SUPPLIED MATERIAL:
..............................

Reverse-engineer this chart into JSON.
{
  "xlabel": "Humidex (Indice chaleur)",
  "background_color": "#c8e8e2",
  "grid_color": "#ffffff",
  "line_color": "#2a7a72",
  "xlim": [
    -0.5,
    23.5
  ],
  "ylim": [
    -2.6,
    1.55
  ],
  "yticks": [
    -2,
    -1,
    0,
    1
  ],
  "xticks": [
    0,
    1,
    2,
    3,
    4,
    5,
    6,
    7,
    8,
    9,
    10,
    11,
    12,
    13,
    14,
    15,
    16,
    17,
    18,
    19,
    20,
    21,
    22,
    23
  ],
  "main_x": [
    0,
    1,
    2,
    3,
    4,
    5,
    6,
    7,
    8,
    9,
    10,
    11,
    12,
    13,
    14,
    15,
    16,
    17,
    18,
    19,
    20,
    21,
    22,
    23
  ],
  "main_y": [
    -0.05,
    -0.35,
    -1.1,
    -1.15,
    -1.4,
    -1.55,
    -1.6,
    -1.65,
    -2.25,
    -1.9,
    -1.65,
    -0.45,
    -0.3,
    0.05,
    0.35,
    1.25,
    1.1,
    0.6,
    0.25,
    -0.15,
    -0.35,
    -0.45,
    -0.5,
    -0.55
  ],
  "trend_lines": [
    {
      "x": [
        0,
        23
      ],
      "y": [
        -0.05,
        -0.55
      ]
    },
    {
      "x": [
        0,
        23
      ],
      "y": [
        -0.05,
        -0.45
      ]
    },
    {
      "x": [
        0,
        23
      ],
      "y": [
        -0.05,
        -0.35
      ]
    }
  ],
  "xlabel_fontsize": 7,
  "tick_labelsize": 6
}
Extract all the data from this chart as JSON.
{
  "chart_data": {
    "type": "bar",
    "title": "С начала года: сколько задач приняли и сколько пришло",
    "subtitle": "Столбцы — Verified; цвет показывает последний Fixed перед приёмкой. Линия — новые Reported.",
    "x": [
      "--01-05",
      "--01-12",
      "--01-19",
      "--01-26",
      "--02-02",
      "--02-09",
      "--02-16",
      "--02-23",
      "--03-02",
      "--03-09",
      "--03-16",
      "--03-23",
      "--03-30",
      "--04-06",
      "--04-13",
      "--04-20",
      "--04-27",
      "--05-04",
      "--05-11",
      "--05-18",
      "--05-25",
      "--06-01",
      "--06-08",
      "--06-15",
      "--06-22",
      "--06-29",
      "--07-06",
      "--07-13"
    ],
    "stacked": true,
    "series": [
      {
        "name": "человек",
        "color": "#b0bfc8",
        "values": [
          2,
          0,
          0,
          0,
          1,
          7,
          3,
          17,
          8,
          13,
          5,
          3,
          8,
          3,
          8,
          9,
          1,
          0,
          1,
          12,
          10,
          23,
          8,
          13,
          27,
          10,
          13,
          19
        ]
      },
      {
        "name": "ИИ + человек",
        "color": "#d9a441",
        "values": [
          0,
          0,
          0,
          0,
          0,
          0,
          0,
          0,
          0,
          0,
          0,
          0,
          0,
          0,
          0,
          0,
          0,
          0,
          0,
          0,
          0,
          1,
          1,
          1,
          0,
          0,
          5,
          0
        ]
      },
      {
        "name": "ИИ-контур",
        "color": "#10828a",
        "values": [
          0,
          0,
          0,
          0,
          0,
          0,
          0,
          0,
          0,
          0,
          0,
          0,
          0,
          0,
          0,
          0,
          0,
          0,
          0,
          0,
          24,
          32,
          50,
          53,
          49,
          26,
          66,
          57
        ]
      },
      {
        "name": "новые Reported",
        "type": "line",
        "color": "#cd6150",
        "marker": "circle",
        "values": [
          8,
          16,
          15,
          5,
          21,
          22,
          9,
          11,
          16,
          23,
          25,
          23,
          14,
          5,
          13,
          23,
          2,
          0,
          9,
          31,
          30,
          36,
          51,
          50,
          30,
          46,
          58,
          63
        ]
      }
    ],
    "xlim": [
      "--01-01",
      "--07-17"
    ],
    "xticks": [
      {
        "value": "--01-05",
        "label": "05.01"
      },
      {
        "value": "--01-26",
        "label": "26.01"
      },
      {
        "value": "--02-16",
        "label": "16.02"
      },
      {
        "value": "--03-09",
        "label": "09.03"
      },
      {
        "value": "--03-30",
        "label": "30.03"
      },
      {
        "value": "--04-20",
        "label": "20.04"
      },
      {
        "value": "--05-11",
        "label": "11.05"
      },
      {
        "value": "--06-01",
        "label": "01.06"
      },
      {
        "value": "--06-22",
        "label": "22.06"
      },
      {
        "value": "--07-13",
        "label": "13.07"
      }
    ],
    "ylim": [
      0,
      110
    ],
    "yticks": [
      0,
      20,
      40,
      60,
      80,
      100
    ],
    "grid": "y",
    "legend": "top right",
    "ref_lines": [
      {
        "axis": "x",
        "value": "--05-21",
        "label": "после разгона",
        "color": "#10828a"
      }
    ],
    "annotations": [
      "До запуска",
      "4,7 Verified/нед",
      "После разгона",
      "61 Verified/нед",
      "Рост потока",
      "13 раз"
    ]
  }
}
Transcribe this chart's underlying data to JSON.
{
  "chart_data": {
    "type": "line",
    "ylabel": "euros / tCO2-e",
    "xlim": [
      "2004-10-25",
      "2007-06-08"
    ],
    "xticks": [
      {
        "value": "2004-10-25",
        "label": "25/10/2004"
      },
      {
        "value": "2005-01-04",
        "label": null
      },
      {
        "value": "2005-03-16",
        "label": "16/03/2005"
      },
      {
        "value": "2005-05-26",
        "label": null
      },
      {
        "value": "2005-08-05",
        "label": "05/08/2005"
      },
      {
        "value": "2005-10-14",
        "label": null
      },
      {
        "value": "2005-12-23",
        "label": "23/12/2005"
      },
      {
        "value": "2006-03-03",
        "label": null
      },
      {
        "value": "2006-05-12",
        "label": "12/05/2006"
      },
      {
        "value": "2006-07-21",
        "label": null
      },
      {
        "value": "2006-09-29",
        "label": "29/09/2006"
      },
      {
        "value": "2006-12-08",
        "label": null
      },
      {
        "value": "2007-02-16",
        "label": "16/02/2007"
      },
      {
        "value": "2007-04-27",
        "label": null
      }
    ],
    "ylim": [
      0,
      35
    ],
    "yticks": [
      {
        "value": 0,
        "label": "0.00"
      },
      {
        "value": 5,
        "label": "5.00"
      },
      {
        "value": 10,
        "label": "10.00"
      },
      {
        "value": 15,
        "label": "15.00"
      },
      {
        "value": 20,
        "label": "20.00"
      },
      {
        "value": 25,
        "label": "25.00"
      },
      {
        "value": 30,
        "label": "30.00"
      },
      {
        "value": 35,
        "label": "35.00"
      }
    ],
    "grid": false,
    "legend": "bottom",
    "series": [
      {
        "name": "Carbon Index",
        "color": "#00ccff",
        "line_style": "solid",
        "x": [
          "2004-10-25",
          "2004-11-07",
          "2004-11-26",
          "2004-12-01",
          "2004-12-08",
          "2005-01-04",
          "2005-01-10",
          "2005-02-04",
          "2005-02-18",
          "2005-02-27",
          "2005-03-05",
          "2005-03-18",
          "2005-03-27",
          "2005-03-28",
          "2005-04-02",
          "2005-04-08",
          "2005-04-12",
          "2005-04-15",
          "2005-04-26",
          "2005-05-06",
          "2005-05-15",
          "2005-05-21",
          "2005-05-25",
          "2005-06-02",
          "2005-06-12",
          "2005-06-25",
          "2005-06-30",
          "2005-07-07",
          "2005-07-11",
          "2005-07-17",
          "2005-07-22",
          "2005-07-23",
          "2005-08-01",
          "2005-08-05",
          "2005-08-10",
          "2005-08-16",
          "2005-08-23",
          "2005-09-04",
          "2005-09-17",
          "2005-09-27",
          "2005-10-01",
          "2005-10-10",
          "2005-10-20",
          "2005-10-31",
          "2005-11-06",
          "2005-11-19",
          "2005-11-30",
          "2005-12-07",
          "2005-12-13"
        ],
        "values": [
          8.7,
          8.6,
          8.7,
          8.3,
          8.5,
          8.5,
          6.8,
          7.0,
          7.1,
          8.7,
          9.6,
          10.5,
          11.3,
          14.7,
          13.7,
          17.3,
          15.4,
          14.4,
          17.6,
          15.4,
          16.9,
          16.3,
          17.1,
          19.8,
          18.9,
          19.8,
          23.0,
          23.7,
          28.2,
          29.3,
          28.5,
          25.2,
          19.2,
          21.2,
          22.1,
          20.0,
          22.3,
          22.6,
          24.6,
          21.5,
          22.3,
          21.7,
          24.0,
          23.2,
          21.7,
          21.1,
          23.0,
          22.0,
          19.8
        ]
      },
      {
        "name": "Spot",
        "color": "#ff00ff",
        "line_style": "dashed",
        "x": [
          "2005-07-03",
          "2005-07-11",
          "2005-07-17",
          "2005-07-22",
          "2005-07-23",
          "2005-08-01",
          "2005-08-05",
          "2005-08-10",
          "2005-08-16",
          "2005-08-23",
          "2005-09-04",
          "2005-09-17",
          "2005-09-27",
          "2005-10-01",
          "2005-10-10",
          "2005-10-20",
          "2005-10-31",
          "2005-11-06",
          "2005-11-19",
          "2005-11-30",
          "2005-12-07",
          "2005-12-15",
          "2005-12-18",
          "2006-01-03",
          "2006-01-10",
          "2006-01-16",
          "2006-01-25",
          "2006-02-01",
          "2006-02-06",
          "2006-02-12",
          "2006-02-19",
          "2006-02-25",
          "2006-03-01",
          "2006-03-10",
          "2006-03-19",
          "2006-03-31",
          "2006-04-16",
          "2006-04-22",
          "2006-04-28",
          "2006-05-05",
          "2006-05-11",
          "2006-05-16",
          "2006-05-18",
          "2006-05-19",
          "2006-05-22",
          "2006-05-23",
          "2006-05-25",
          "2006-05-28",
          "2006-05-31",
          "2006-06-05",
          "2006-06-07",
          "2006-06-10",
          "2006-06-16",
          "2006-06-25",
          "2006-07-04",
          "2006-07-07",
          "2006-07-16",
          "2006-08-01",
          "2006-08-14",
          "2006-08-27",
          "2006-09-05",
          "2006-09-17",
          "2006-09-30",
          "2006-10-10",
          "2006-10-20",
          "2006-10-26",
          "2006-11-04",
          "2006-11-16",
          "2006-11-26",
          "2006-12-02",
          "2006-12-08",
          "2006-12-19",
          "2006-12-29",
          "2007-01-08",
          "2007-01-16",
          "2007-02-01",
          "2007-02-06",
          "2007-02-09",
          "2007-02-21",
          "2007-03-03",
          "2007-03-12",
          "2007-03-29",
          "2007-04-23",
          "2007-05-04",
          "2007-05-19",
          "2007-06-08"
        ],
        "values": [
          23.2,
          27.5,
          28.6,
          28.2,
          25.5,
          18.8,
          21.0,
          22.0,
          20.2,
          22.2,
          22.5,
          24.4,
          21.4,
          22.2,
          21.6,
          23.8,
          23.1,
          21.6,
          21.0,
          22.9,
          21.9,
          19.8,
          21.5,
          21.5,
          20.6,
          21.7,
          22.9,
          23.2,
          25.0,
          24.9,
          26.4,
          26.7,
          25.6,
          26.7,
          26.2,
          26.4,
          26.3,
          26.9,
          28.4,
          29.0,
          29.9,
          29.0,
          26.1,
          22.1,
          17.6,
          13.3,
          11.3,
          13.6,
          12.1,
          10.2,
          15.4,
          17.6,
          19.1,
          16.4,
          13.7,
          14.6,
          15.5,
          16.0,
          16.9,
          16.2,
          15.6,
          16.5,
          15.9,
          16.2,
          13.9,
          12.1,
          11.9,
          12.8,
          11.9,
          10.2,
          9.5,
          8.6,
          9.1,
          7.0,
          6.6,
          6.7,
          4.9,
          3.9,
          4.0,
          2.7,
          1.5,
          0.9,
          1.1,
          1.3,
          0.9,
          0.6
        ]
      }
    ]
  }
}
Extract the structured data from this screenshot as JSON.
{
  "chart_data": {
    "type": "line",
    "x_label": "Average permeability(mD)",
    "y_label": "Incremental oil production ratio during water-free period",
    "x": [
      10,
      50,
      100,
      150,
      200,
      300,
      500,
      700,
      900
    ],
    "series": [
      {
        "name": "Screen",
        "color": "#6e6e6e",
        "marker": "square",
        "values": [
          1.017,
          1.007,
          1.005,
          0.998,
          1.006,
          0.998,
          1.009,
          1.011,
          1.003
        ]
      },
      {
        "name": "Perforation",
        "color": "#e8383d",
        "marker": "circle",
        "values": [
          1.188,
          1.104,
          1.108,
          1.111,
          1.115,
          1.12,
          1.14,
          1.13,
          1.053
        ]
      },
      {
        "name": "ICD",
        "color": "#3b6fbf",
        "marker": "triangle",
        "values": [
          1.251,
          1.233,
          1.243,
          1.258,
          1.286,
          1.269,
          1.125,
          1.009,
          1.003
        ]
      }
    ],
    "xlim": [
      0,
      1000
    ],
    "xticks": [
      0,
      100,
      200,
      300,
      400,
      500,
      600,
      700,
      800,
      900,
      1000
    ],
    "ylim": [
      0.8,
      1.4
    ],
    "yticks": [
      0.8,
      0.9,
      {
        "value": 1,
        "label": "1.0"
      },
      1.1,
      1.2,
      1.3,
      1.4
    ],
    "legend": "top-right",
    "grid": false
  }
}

..............................

YOUR OBJECTIVE: Find how many lines in the material hold the word "name" and state that number alone.

OUTPUT: 9